§ **Task input**:

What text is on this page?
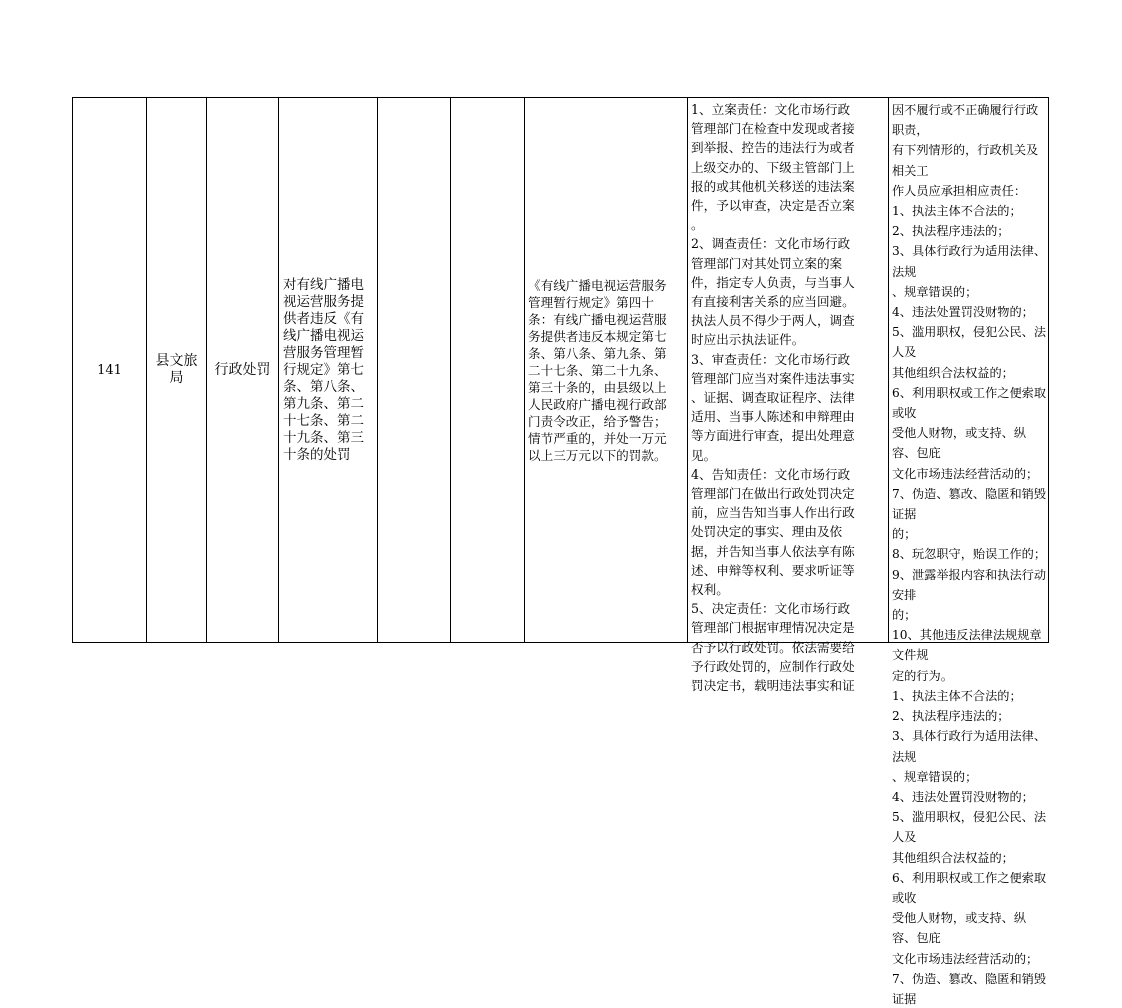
141
县文旅
局
行政处罚
对有线广播电
视运营服务提
供者违反《有
线广播电视运
营服务管理暂
行规定》第七
条、第八条、
第九条、第二
十七条、第二
十九条、第三
十条的处罚
《有线广播电视运营服务
管理暂行规定》第四十
条：有线广播电视运营服
务提供者违反本规定第七
条、第八条、第九条、第
二十七条、第二十九条、
第三十条的，由县级以上
人民政府广播电视行政部
门责令改正，给予警告；
情节严重的，并处一万元
以上三万元以下的罚款。
1、立案责任：文化市场行政
管理部门在检查中发现或者接
到举报、控告的违法行为或者
上级交办的、下级主管部门上
报的或其他机关移送的违法案
件，予以审查，决定是否立案
。
2、调查责任：文化市场行政
管理部门对其处罚立案的案
件，指定专人负责，与当事人
有直接利害关系的应当回避。
执法人员不得少于两人，调查
时应出示执法证件。
3、审查责任：文化市场行政
管理部门应当对案件违法事实
、证据、调查取证程序、法律
适用、当事人陈述和申辩理由
等方面进行审查，提出处理意
见。
4、告知责任：文化市场行政
管理部门在做出行政处罚决定
前，应当告知当事人作出行政
处罚决定的事实、理由及依
据，并告知当事人依法享有陈
述、申辩等权利、要求听证等
权利。
5、决定责任：文化市场行政
管理部门根据审理情况决定是
否予以行政处罚。依法需要给
予行政处罚的，应制作行政处
罚决定书，载明违法事实和证
因不履行或不正确履行行政职责，
有下列情形的，行政机关及相关工
作人员应承担相应责任：
1、执法主体不合法的；
2、执法程序违法的；
3、具体行政行为适用法律、法规
、规章错误的；
4、违法处置罚没财物的；
5、滥用职权，侵犯公民、法人及
其他组织合法权益的；
6、利用职权或工作之便索取或收
受他人财物，或支持、纵容、包庇
文化市场违法经营活动的；
7、伪造、篡改、隐匿和销毁证据
的；
8、玩忽职守，贻误工作的；
9、泄露举报内容和执法行动安排
的；
10、其他违反法律法规规章文件规
定的行为。
1、执法主体不合法的；
2、执法程序违法的；
3、具体行政行为适用法律、法规
、规章错误的；
4、违法处置罚没财物的；
5、滥用职权，侵犯公民、法人及
其他组织合法权益的；
6、利用职权或工作之便索取或收
受他人财物，或支持、纵容、包庇
文化市场违法经营活动的；
7、伪造、篡改、隐匿和销毁证据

§ **Problem to solve**: Retype each line of the listing above word for word. Exclude the pictures.

§ **Completed task**:
What text is on this page?
141
县文旅
局
行政处罚
对有线广播电
视运营服务提
供者违反《有
线广播电视运
营服务管理暂
行规定》第七
条、第八条、
第九条、第二
十七条、第二
十九条、第三
十条的处罚
《有线广播电视运营服务
管理暂行规定》第四十
条：有线广播电视运营服
务提供者违反本规定第七
条、第八条、第九条、第
二十七条、第二十九条、
第三十条的，由县级以上
人民政府广播电视行政部
门责令改正，给予警告；
情节严重的，并处一万元
以上三万元以下的罚款。
1、立案责任：文化市场行政
管理部门在检查中发现或者接
到举报、控告的违法行为或者
上级交办的、下级主管部门上
报的或其他机关移送的违法案
件，予以审查，决定是否立案
。
2、调查责任：文化市场行政
管理部门对其处罚立案的案
件，指定专人负责，与当事人
有直接利害关系的应当回避。
执法人员不得少于两人，调查
时应出示执法证件。
3、审查责任：文化市场行政
管理部门应当对案件违法事实
、证据、调查取证程序、法律
适用、当事人陈述和申辩理由
等方面进行审查，提出处理意
见。
4、告知责任：文化市场行政
管理部门在做出行政处罚决定
前，应当告知当事人作出行政
处罚决定的事实、理由及依
据，并告知当事人依法享有陈
述、申辩等权利、要求听证等
权利。
5、决定责任：文化市场行政
管理部门根据审理情况决定是
否予以行政处罚。依法需要给
予行政处罚的，应制作行政处
罚决定书，载明违法事实和证
因不履行或不正确履行行政职责，
有下列情形的，行政机关及相关工
作人员应承担相应责任：
1、执法主体不合法的；
2、执法程序违法的；
3、具体行政行为适用法律、法规
、规章错误的；
4、违法处置罚没财物的；
5、滥用职权，侵犯公民、法人及
其他组织合法权益的；
6、利用职权或工作之便索取或收
受他人财物，或支持、纵容、包庇
文化市场违法经营活动的；
7、伪造、篡改、隐匿和销毁证据
的；
8、玩忽职守，贻误工作的；
9、泄露举报内容和执法行动安排
的；
10、其他违反法律法规规章文件规
定的行为。
1、执法主体不合法的；
2、执法程序违法的；
3、具体行政行为适用法律、法规
、规章错误的；
4、违法处置罚没财物的；
5、滥用职权，侵犯公民、法人及
其他组织合法权益的；
6、利用职权或工作之便索取或收
受他人财物，或支持、纵容、包庇
文化市场违法经营活动的；
7、伪造、篡改、隐匿和销毁证据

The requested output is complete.